Extracted records
+ + + +

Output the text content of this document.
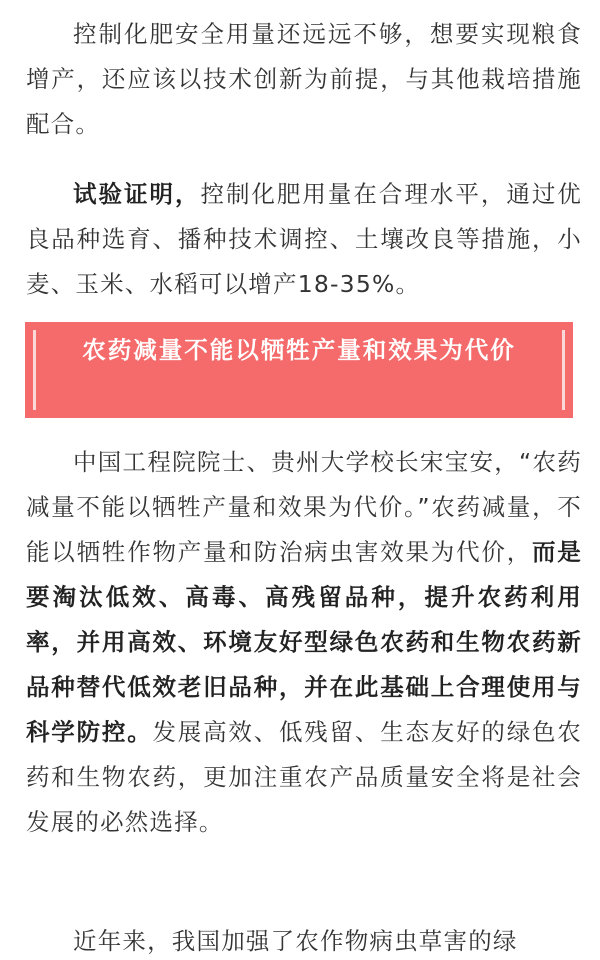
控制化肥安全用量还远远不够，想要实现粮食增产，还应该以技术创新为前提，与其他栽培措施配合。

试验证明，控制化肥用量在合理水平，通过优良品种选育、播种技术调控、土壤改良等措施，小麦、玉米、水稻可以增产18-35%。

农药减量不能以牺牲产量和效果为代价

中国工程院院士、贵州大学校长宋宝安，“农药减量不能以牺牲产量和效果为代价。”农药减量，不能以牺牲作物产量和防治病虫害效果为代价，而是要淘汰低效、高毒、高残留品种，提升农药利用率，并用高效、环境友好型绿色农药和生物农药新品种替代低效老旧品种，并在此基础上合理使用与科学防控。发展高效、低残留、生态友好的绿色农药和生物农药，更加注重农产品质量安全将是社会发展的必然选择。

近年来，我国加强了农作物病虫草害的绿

+ + + +

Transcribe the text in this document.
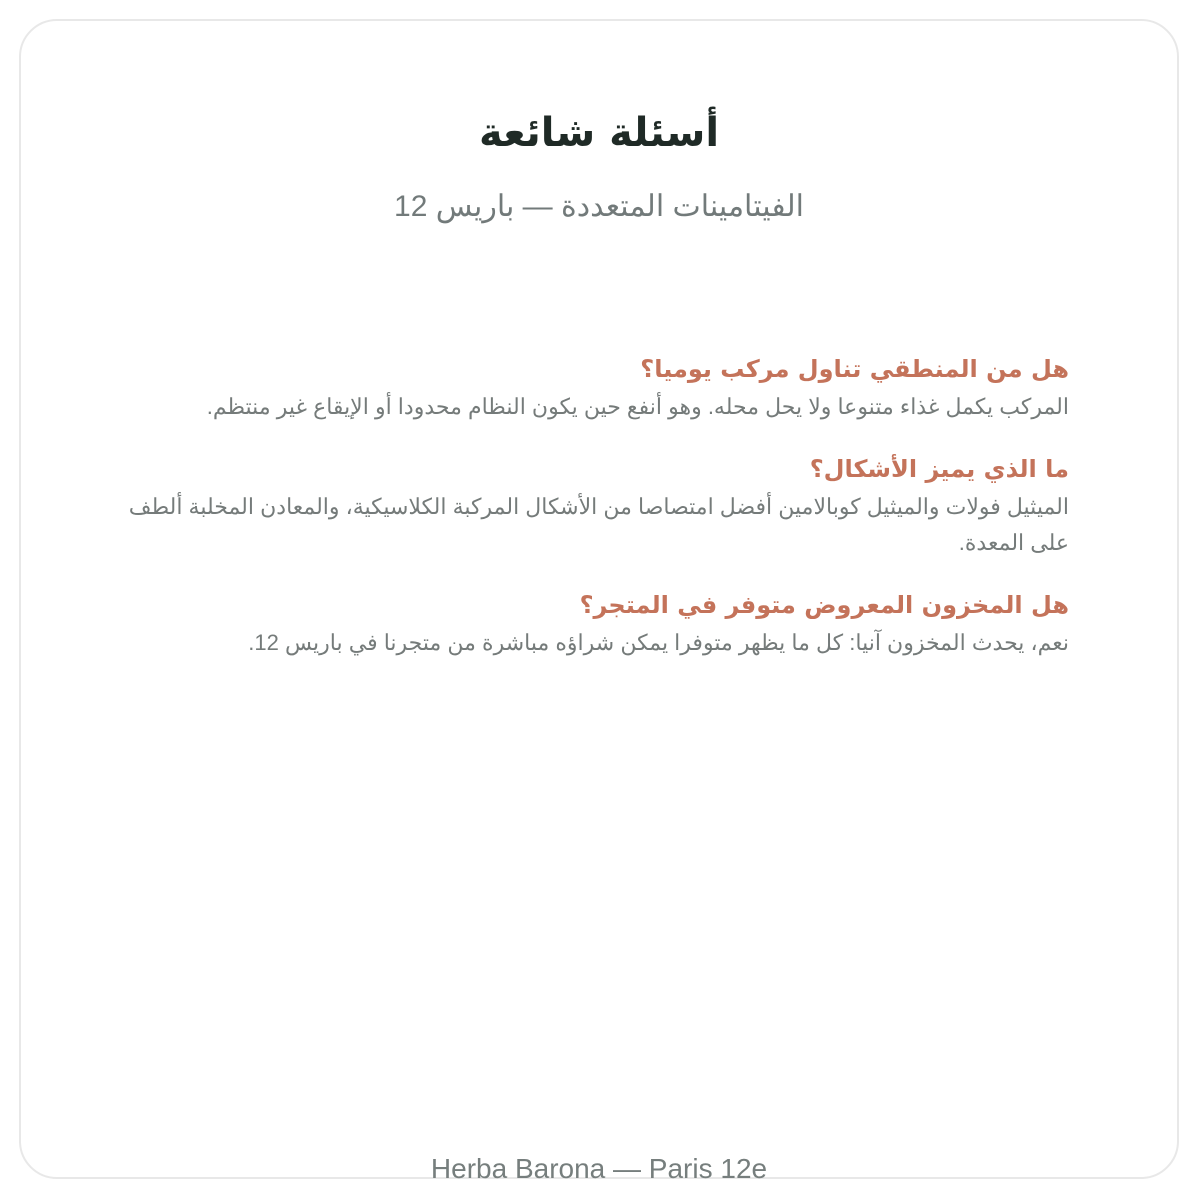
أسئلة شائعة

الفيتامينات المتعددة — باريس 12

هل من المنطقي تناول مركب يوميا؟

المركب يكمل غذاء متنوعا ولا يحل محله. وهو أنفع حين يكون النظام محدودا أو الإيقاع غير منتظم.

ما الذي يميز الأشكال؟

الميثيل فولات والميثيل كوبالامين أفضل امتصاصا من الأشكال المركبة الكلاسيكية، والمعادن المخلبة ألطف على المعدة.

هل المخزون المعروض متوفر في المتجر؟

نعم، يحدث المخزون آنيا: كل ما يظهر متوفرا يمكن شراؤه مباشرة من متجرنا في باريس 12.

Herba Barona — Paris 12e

+ + + +

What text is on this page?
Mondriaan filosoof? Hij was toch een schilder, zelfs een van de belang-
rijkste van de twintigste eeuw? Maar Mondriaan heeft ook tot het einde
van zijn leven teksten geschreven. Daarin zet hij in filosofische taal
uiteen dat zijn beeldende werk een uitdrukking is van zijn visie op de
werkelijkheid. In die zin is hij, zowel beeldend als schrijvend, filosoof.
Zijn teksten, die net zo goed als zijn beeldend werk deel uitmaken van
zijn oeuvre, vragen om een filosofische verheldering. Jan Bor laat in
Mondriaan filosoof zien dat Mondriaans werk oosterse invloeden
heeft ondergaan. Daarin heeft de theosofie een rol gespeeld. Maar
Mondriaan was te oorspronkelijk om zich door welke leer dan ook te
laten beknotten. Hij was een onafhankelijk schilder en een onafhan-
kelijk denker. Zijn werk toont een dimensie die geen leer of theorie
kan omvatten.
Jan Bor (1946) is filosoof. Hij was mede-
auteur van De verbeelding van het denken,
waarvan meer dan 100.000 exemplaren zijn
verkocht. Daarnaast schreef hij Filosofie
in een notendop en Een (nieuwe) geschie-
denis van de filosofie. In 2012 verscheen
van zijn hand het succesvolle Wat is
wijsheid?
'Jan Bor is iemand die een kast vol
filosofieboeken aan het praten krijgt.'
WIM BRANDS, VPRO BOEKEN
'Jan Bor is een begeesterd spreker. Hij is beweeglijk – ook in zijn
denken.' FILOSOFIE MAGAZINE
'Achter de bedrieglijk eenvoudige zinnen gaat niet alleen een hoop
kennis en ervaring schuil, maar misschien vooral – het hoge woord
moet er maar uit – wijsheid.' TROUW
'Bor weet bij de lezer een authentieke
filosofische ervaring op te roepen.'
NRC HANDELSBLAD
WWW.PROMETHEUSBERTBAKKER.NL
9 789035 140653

+ + + +

Among the lines above, count those containing the word "leer" and give nothing but the result.

2